Extract to read:

MQREIT’s 1Q19 core net profit RM19.4m (-1.0% QoQ, -7.6% YoY) was below both ours and consensus expectations. The decline was driven by lower revenue contribution, but slightly mitigated by lower property operating expenses and other expenses. We reduce our FY19-21 earnings forecasts by -1.7%, -1.6% and -1.8% respectively after factoring in lower interest income. We maintain BUY call with lower TP of RM1.16 (from RM1.17) based on targeted yield of 6.7%. We continue to like MQREIT given its attractive dividend yield of 7.0% (highest among REITs in our universe), stable assets in prime location of KL Sentral with stable occupancy rate.

Below expectations. 1Q19 gross revenue of RM41.4m (-3.0% QoQ, -6.0% YoY) translated into core net profit of RM19.4m (-1.0% QoQ, -7.6% YoY). The results were below both ours and consensus, accounting for 23.2% and 23.3%, respectively. The deviation was due to lower than expected interest income.

Dividend. None as dividend is usually payable semi-annually.

QoQ. Total gross revenue dipped by 3.0% to RM41.4m (from RM44.0m in 4Q18), followed by a decrease in core net profit at RM19.4m. The cutback was caused by poorer revenue contribution by Platinum Sentral, Wisma Technip and QB5. However, this was slightly cushioned by the decrease in property operating expenses (-6.5%) and other expenses (-8.8%).

Stated problem: Set down, word for word, the part of the MQREIT earnings note above that begins at the words "Dividend. None as" and stops after "other expenses (-8.8%).".

Supplied data:
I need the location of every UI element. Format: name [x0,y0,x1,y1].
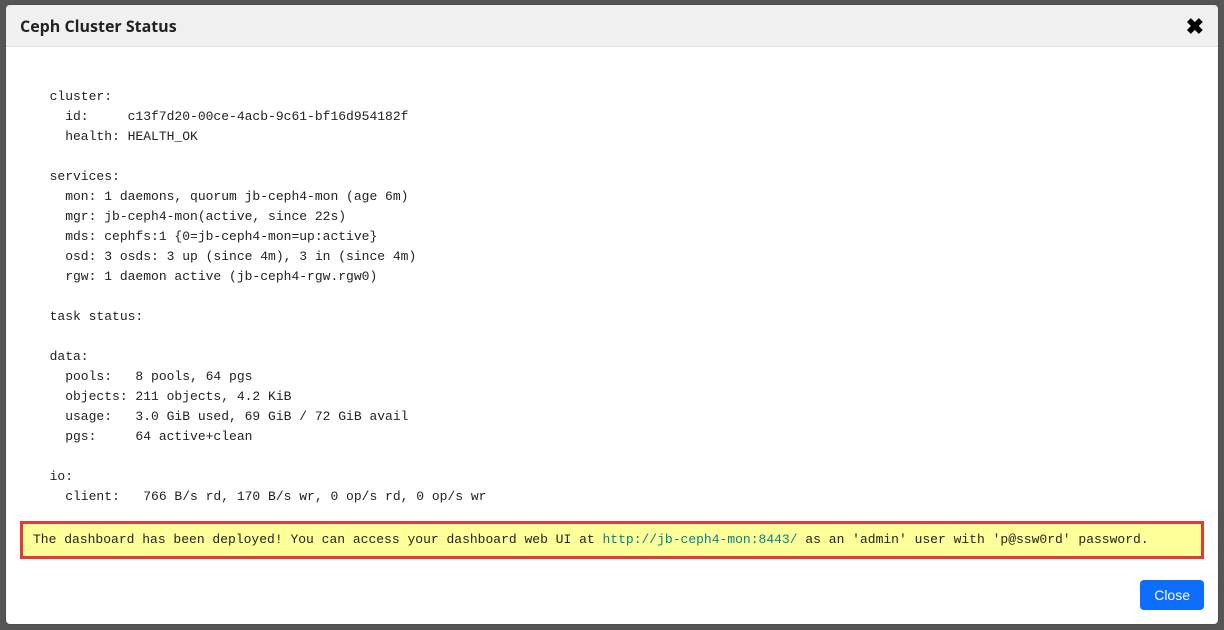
services-header: services: [34,169,120,184]
data-header: data: [34,349,89,364]
status-output: cluster: id: c13f7d20-00ce-4acb-9c61-bf1… [20,67,1204,507]
data-pgs: pgs: 64 active+clean [34,429,252,444]
services-rgw: rgw: 1 daemon active (jb-ceph4-rgw.rgw0) [34,269,377,284]
banner-text-before: The dashboard has been deployed! You can… [33,532,603,547]
close-icon[interactable]: ✖ [1186,15,1204,37]
data-usage: usage: 3.0 GiB used, 69 GiB / 72 GiB ava… [34,409,408,424]
status-modal: Ceph Cluster Status ✖ cluster: id: c13f7… [6,5,1218,624]
services-mgr: mgr: jb-ceph4-mon(active, since 22s) [34,209,346,224]
data-objects: objects: 211 objects, 4.2 KiB [34,389,291,404]
data-pools: pools: 8 pools, 64 pgs [34,369,252,384]
services-mds: mds: cephfs:1 {0=jb-ceph4-mon=up:active} [34,229,377,244]
modal-header: Ceph Cluster Status ✖ [6,5,1218,47]
banner-text-after: as an 'admin' user with 'p@ssw0rd' passw… [805,532,1148,547]
services-osd: osd: 3 osds: 3 up (since 4m), 3 in (sinc… [34,249,416,264]
cluster-header: cluster: [34,89,112,104]
dashboard-deployed-banner: The dashboard has been deployed! You can… [20,521,1204,559]
modal-title: Ceph Cluster Status [20,15,177,37]
io-client: client: 766 B/s rd, 170 B/s wr, 0 op/s r… [34,489,486,504]
cluster-health: health: HEALTH_OK [34,129,198,144]
services-mon: mon: 1 daemons, quorum jb-ceph4-mon (age… [34,189,408,204]
dashboard-url-link[interactable]: http://jb-ceph4-mon:8443/ [603,532,798,547]
close-button[interactable]: Close [1140,580,1204,610]
io-header: io: [34,469,73,484]
modal-footer: Close [6,568,1218,624]
modal-body: cluster: id: c13f7d20-00ce-4acb-9c61-bf1… [6,47,1218,568]
cluster-id: id: c13f7d20-00ce-4acb-9c61-bf16d954182f [34,109,408,124]
task-status-header: task status: [34,309,143,324]
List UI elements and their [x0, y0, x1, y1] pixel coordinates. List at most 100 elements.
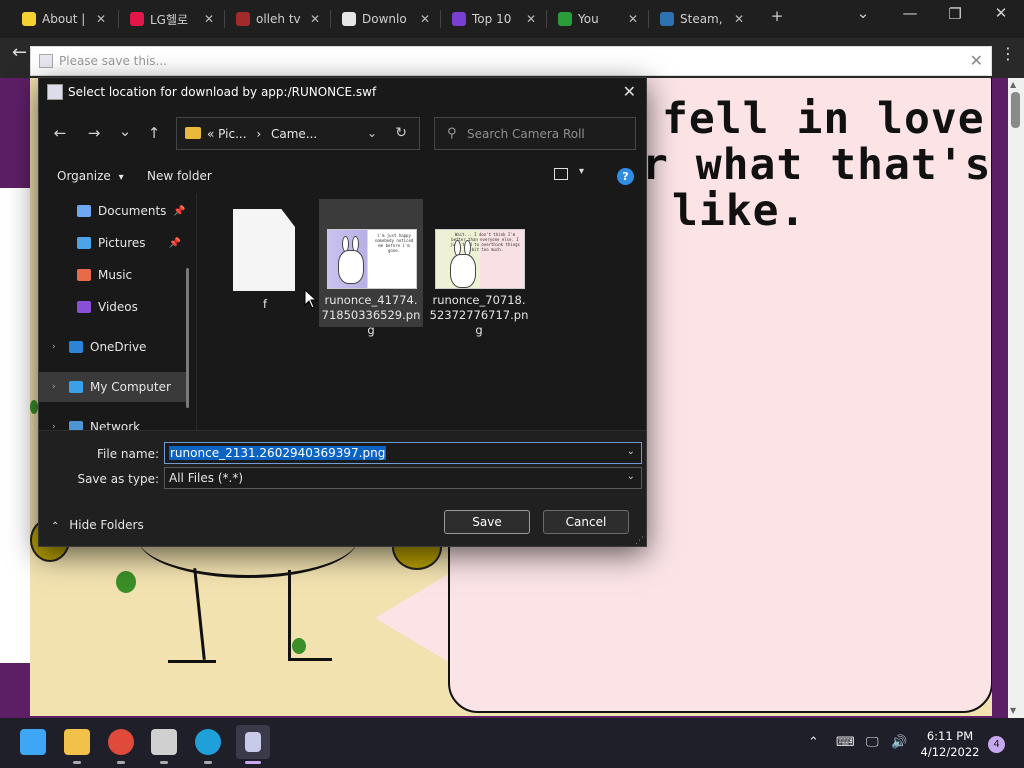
address-bar[interactable]: « Pic... › Came... ⌄ ↻ — [176, 117, 420, 150]
cancel-button[interactable]: Cancel — [543, 510, 629, 534]
page-scrollbar[interactable] — [1008, 78, 1024, 718]
flash-app-icon[interactable] — [151, 729, 177, 755]
green-splatter — [292, 638, 306, 654]
browser-tab[interactable]: Steam, ✕ — [652, 6, 752, 32]
save-button[interactable]: Save — [444, 510, 530, 534]
file-name-field[interactable]: runonce_2131.2602940369397.png ⌄ — [164, 442, 642, 464]
dialog-close-icon[interactable]: ✕ — [623, 82, 636, 101]
nav-item-documents[interactable]: Documents 📌 — [39, 196, 189, 226]
search-input[interactable] — [467, 124, 627, 144]
tray-overflow-chevron-icon[interactable]: ⌃ — [808, 735, 819, 750]
start-icon[interactable] — [20, 729, 46, 755]
tab-search-dropdown[interactable]: ⌄ — [848, 4, 878, 22]
scroll-up-icon[interactable]: ▲ — [1010, 80, 1016, 89]
nav-item-label: Network — [90, 420, 141, 430]
tab-favicon-icon — [558, 12, 572, 26]
taskbar: ⌃ ⌨ 🖵 🔊 6:11 PM 4/12/2022 — [0, 718, 1024, 768]
tab-close-icon[interactable]: ✕ — [204, 12, 214, 26]
tab-favicon-icon — [130, 12, 144, 26]
file-name-value[interactable]: runonce_2131.2602940369397.png — [169, 446, 387, 460]
tab-favicon-icon — [236, 12, 250, 26]
breadcrumb-camera-roll[interactable]: Came... — [271, 127, 317, 141]
tab-close-icon[interactable]: ✕ — [526, 12, 536, 26]
running-indicator — [117, 761, 125, 764]
chrome-icon[interactable] — [108, 729, 134, 755]
dialog-title: Select location for download by app:/RUN… — [68, 85, 377, 99]
nav-item-my-computer[interactable]: › My Computer — [39, 372, 189, 402]
help-icon[interactable]: ? — [617, 168, 634, 185]
window-close-button[interactable]: ✕ — [986, 4, 1016, 22]
character-right-leg — [288, 570, 291, 660]
nav-item-videos[interactable]: Videos — [39, 292, 189, 322]
nav-item-music[interactable]: Music — [39, 260, 189, 290]
breadcrumb-pictures[interactable]: Pic... — [218, 127, 246, 141]
refresh-icon[interactable]: ↻ — [395, 125, 407, 141]
expand-chevron-icon[interactable]: › — [52, 382, 56, 392]
tab-close-icon[interactable]: ✕ — [628, 12, 638, 26]
navigation-pane-scrollbar[interactable] — [186, 268, 189, 408]
host-close-icon[interactable]: ✕ — [970, 51, 983, 70]
tab-label: Steam, — [680, 12, 723, 26]
organize-button[interactable]: Organize ▾ — [57, 169, 124, 183]
up-arrow-icon[interactable]: ↑ — [143, 124, 165, 142]
host-window-title: Please save this... — [59, 54, 167, 68]
forward-arrow-icon[interactable]: → — [83, 124, 105, 142]
resize-grip-icon[interactable]: ⋰ — [635, 536, 645, 546]
hide-folders-button[interactable]: ⌃ Hide Folders — [51, 518, 144, 532]
file-name-dropdown-chevron-icon[interactable]: ⌄ — [627, 446, 635, 457]
back-arrow-icon[interactable]: ← — [12, 42, 27, 63]
search-box[interactable]: ⚲ — [434, 117, 636, 150]
save-as-type-dropdown-chevron-icon[interactable]: ⌄ — [627, 471, 635, 482]
documents-icon — [77, 205, 91, 217]
tab-label: You — [578, 12, 599, 26]
minimize-button[interactable]: — — [895, 4, 925, 22]
save-as-type-select[interactable]: All Files (*.*) ⌄ — [164, 467, 642, 489]
nav-item-pictures[interactable]: Pictures 📌 — [39, 228, 189, 258]
back-arrow-icon[interactable]: ← — [49, 124, 71, 142]
new-tab-button[interactable]: + — [762, 7, 792, 25]
network-icon[interactable]: 🖵 — [866, 735, 879, 750]
volume-icon[interactable]: 🔊 — [891, 735, 907, 750]
nav-item-network[interactable]: › Network — [39, 412, 189, 430]
tab-close-icon[interactable]: ✕ — [310, 12, 320, 26]
nav-item-onedrive[interactable]: › OneDrive — [39, 332, 189, 362]
browser-tab[interactable]: olleh tv ✕ — [228, 6, 328, 32]
tab-close-icon[interactable]: ✕ — [420, 12, 430, 26]
view-options-caret-icon[interactable]: ▾ — [579, 166, 584, 177]
expand-chevron-icon[interactable]: › — [52, 342, 56, 352]
keyboard-icon[interactable]: ⌨ — [836, 735, 855, 750]
browser-tab[interactable]: You ✕ — [550, 6, 646, 32]
page-scrollbar-thumb[interactable] — [1011, 92, 1020, 128]
browser-tab[interactable]: About | ✕ — [14, 6, 114, 32]
browser-menu-icon[interactable]: ⋮ — [1000, 44, 1016, 63]
nav-item-label: Pictures — [98, 236, 146, 250]
expand-chevron-icon[interactable]: › — [52, 422, 56, 430]
file-list: f i'm just happy somebody noticed me bef… — [199, 194, 646, 430]
browser-tab[interactable]: Downlo ✕ — [334, 6, 438, 32]
file-explorer-icon[interactable] — [64, 729, 90, 755]
file-item[interactable]: f — [213, 199, 317, 327]
tab-close-icon[interactable]: ✕ — [96, 12, 106, 26]
restore-button[interactable]: ❐ — [940, 5, 970, 23]
green-splatter — [30, 400, 38, 414]
notification-badge[interactable]: 4 — [988, 736, 1005, 753]
nav-item-label: My Computer — [90, 380, 171, 394]
green-splatter — [116, 571, 136, 593]
breadcrumb-overflow[interactable]: « — [207, 127, 214, 141]
hide-folders-label: Hide Folders — [69, 518, 144, 532]
recent-locations-chevron-icon[interactable]: ⌄ — [114, 122, 136, 140]
new-folder-button[interactable]: New folder — [147, 169, 212, 183]
file-item-selected[interactable]: i'm just happy somebody noticed me befor… — [319, 199, 423, 337]
scroll-down-icon[interactable]: ▼ — [1010, 706, 1016, 715]
browser-tab[interactable]: LG헬로 ✕ — [122, 6, 222, 32]
change-view-icon[interactable] — [554, 168, 568, 180]
tab-separator — [224, 10, 225, 28]
edge-icon[interactable] — [195, 729, 221, 755]
pane-divider[interactable] — [196, 194, 197, 430]
tab-close-icon[interactable]: ✕ — [734, 12, 744, 26]
clock[interactable]: 6:11 PM 4/12/2022 — [916, 728, 984, 760]
file-item[interactable]: Wait... I don't think I'm better than ev… — [427, 199, 531, 337]
browser-tab[interactable]: Top 10 ✕ — [444, 6, 544, 32]
address-dropdown-chevron-icon[interactable]: ⌄ — [367, 126, 377, 140]
network-icon — [69, 421, 83, 430]
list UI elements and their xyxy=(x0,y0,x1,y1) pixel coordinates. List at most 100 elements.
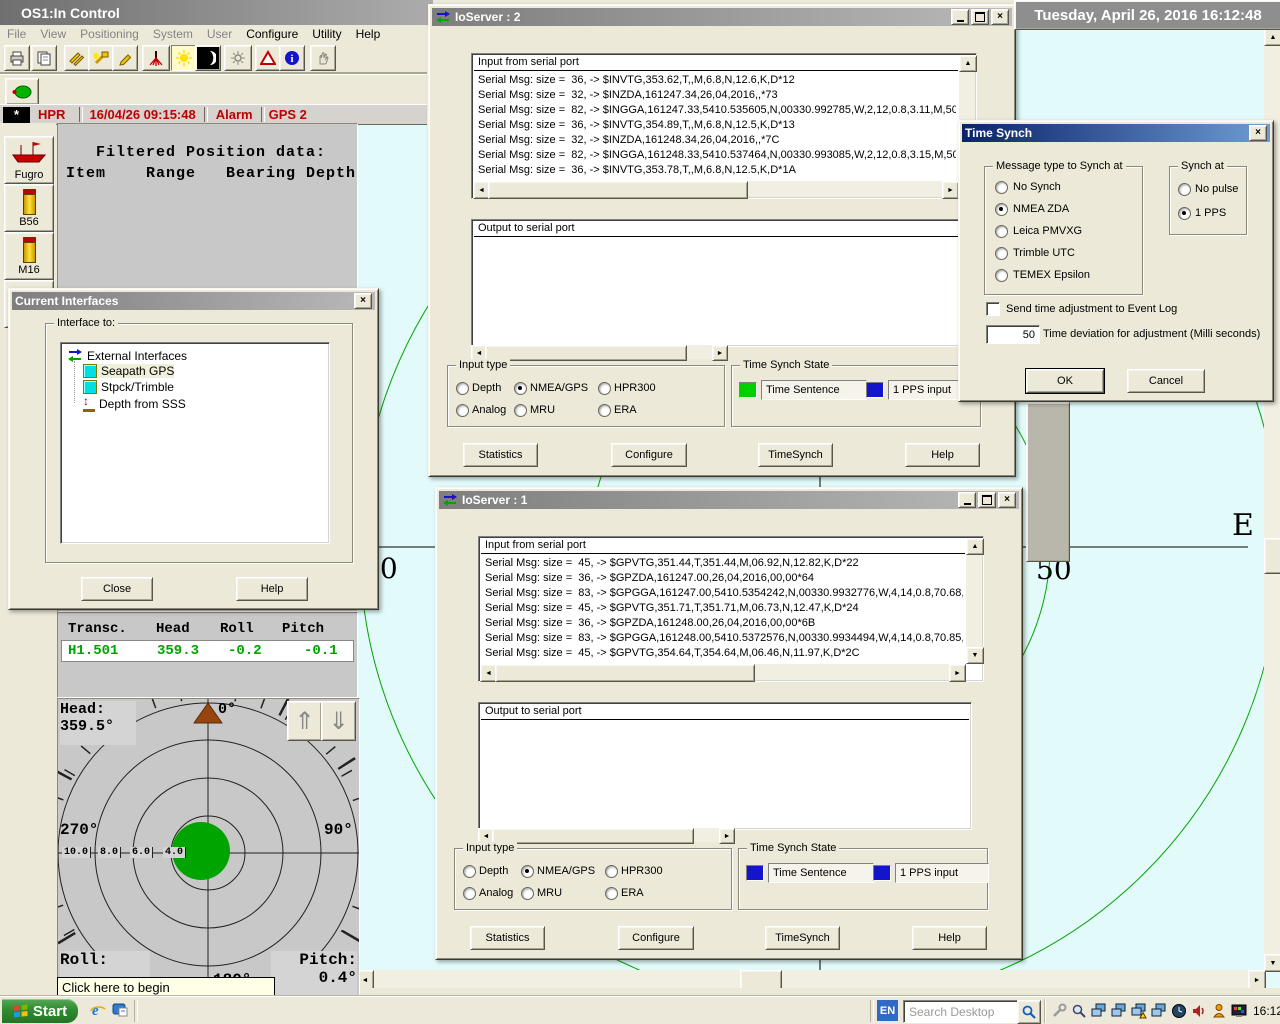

Expected output:
Dividend. None as dividend is usually payable semi-annually.

QoQ. Total gross revenue dipped by 3.0% to RM41.4m (from RM44.0m in 4Q18), followed by a decrease in core net profit at RM19.4m. The cutback was caused by poorer revenue contribution by Platinum Sentral, Wisma Technip and QB5. However, this was slightly cushioned by the decrease in property operating expenses (-6.5%) and other expenses (-8.8%).